##### Dataset records

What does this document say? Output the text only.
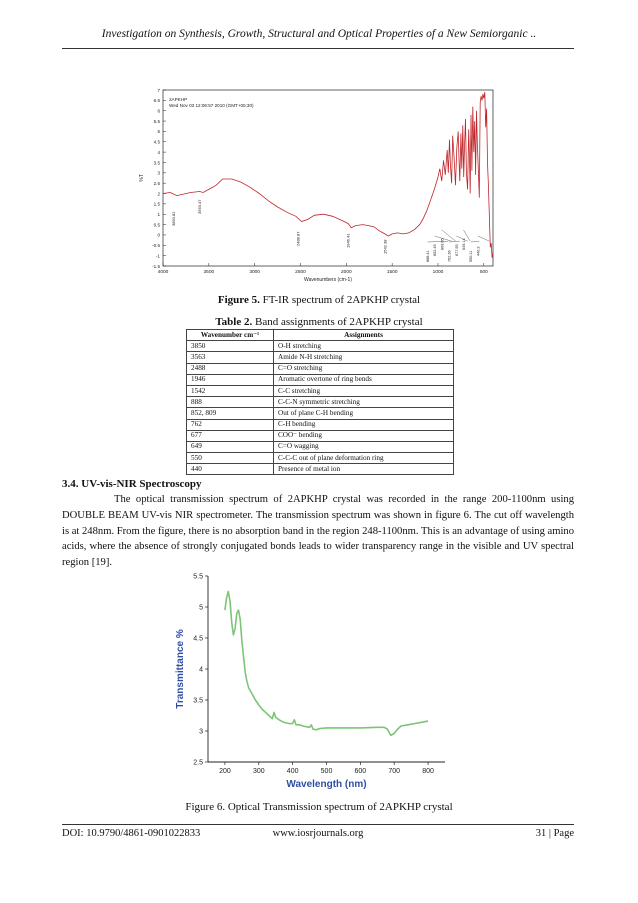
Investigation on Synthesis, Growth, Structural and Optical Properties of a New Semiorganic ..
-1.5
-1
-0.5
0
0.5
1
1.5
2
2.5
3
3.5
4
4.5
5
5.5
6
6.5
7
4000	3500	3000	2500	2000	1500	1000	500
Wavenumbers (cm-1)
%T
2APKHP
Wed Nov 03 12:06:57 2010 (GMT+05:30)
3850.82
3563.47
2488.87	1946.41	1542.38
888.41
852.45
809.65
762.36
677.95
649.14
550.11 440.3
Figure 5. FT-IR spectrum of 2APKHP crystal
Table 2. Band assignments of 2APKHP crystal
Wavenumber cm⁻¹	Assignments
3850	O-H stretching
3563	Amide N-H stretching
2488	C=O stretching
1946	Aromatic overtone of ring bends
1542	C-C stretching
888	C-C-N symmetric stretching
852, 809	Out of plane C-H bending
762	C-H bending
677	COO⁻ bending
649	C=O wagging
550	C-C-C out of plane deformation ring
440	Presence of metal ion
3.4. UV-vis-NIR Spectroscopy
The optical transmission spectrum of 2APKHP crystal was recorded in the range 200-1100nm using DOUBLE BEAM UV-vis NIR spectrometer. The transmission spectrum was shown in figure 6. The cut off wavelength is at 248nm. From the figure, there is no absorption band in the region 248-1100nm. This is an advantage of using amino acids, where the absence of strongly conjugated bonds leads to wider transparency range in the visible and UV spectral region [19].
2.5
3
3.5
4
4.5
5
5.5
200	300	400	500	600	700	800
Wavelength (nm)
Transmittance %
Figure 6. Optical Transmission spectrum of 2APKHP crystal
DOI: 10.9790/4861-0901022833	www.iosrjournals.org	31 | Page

##########
##### Dataset records

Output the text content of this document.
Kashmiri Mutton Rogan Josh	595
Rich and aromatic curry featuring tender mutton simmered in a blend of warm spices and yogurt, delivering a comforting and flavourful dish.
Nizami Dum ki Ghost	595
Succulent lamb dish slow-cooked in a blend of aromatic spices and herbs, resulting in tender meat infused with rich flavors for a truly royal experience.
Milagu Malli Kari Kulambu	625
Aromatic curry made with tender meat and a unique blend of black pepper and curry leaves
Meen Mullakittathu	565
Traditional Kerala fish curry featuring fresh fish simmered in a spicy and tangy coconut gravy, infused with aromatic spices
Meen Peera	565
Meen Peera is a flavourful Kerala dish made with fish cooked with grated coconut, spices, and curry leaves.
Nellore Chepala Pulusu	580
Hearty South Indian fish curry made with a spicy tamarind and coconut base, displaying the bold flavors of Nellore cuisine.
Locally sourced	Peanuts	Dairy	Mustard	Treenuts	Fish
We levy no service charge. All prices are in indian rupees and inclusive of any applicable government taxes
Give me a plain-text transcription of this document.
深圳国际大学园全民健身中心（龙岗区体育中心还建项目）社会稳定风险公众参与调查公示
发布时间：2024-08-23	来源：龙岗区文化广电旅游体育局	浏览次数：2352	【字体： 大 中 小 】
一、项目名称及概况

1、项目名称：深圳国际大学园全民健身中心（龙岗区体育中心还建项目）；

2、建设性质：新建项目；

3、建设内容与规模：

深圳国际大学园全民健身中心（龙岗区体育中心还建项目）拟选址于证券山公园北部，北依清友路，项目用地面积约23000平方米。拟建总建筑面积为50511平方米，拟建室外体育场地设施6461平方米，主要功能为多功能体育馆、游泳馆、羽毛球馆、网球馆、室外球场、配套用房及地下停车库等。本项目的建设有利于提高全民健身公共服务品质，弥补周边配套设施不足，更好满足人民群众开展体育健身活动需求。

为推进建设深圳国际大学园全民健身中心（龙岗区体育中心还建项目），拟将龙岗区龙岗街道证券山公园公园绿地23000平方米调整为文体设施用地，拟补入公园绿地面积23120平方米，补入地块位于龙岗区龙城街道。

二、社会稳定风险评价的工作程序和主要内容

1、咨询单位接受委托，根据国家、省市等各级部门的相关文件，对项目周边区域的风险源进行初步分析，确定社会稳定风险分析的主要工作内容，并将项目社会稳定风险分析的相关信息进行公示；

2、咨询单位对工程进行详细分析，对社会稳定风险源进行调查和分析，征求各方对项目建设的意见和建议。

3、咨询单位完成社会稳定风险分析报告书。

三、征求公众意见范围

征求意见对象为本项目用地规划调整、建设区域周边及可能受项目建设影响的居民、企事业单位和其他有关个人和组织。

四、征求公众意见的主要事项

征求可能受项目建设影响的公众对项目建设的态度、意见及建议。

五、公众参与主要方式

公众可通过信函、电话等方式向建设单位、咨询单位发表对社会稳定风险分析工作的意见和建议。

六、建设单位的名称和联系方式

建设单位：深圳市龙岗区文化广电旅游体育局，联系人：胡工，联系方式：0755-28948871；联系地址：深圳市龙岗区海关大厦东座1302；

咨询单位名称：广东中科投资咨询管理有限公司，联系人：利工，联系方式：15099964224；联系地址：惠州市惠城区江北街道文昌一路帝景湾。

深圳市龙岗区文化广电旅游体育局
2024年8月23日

##########

_Task to carry out_. Filter the records for lines holding the string "stretching". Copy each one.

_Response to the exercise_.
3850	O-H stretching
3563	Amide N-H stretching
2488	C=O stretching
1542	C-C stretching
888	C-C-N symmetric stretching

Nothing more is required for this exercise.